Stored records

## Start

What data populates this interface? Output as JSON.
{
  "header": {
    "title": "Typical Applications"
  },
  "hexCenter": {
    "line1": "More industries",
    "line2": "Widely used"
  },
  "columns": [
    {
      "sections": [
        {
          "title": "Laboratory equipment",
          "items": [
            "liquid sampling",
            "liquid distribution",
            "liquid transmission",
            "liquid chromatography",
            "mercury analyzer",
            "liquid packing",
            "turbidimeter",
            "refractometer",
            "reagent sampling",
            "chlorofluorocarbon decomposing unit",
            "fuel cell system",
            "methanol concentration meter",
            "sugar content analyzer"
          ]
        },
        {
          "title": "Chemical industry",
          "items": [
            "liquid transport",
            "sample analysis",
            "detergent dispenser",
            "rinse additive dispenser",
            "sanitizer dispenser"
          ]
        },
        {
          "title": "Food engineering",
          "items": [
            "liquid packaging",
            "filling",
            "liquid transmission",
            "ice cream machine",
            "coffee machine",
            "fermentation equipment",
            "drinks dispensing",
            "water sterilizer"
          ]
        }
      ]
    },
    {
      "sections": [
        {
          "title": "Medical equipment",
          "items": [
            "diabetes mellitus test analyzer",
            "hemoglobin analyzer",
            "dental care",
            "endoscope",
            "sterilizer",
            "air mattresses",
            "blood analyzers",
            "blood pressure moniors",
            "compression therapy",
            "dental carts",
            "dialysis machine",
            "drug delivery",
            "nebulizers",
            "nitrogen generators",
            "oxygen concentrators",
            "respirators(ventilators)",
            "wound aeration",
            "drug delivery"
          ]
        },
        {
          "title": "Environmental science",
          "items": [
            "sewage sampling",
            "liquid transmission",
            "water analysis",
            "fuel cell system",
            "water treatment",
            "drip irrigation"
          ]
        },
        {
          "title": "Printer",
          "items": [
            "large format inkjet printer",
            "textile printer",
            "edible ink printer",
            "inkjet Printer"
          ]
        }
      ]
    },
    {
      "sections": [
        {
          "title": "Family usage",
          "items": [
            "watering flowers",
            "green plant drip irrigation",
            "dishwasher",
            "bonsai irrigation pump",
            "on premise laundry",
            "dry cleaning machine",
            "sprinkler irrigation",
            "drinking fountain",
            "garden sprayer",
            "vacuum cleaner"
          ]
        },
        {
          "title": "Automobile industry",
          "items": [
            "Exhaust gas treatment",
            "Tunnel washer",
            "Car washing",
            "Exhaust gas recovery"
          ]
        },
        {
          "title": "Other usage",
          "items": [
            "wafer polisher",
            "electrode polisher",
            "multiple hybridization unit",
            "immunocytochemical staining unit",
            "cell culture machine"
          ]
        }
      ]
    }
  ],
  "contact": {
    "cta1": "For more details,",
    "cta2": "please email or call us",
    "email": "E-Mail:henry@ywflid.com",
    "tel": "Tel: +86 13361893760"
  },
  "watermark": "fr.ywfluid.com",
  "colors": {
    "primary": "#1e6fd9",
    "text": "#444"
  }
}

## End

WRITTEN INSTRUCTION
Your task is to repeat every line exactly.

ANSWER IN FULL
What data populates this interface? Output as JSON.
{
  "header": {
    "title": "Typical Applications"
  },
  "hexCenter": {
    "line1": "More industries",
    "line2": "Widely used"
  },
  "columns": [
    {
      "sections": [
        {
          "title": "Laboratory equipment",
          "items": [
            "liquid sampling",
            "liquid distribution",
            "liquid transmission",
            "liquid chromatography",
            "mercury analyzer",
            "liquid packing",
            "turbidimeter",
            "refractometer",
            "reagent sampling",
            "chlorofluorocarbon decomposing unit",
            "fuel cell system",
            "methanol concentration meter",
            "sugar content analyzer"
          ]
        },
        {
          "title": "Chemical industry",
          "items": [
            "liquid transport",
            "sample analysis",
            "detergent dispenser",
            "rinse additive dispenser",
            "sanitizer dispenser"
          ]
        },
        {
          "title": "Food engineering",
          "items": [
            "liquid packaging",
            "filling",
            "liquid transmission",
            "ice cream machine",
            "coffee machine",
            "fermentation equipment",
            "drinks dispensing",
            "water sterilizer"
          ]
        }
      ]
    },
    {
      "sections": [
        {
          "title": "Medical equipment",
          "items": [
            "diabetes mellitus test analyzer",
            "hemoglobin analyzer",
            "dental care",
            "endoscope",
            "sterilizer",
            "air mattresses",
            "blood analyzers",
            "blood pressure moniors",
            "compression therapy",
            "dental carts",
            "dialysis machine",
            "drug delivery",
            "nebulizers",
            "nitrogen generators",
            "oxygen concentrators",
            "respirators(ventilators)",
            "wound aeration",
            "drug delivery"
          ]
        },
        {
          "title": "Environmental science",
          "items": [
            "sewage sampling",
            "liquid transmission",
            "water analysis",
            "fuel cell system",
            "water treatment",
            "drip irrigation"
          ]
        },
        {
          "title": "Printer",
          "items": [
            "large format inkjet printer",
            "textile printer",
            "edible ink printer",
            "inkjet Printer"
          ]
        }
      ]
    },
    {
      "sections": [
        {
          "title": "Family usage",
          "items": [
            "watering flowers",
            "green plant drip irrigation",
            "dishwasher",
            "bonsai irrigation pump",
            "on premise laundry",
            "dry cleaning machine",
            "sprinkler irrigation",
            "drinking fountain",
            "garden sprayer",
            "vacuum cleaner"
          ]
        },
        {
          "title": "Automobile industry",
          "items": [
            "Exhaust gas treatment",
            "Tunnel washer",
            "Car washing",
            "Exhaust gas recovery"
          ]
        },
        {
          "title": "Other usage",
          "items": [
            "wafer polisher",
            "electrode polisher",
            "multiple hybridization unit",
            "immunocytochemical staining unit",
            "cell culture machine"
          ]
        }
      ]
    }
  ],
  "contact": {
    "cta1": "For more details,",
    "cta2": "please email or call us",
    "email": "E-Mail:henry@ywflid.com",
    "tel": "Tel: +86 13361893760"
  },
  "watermark": "fr.ywfluid.com",
  "colors": {
    "primary": "#1e6fd9",
    "text": "#444"
  }
}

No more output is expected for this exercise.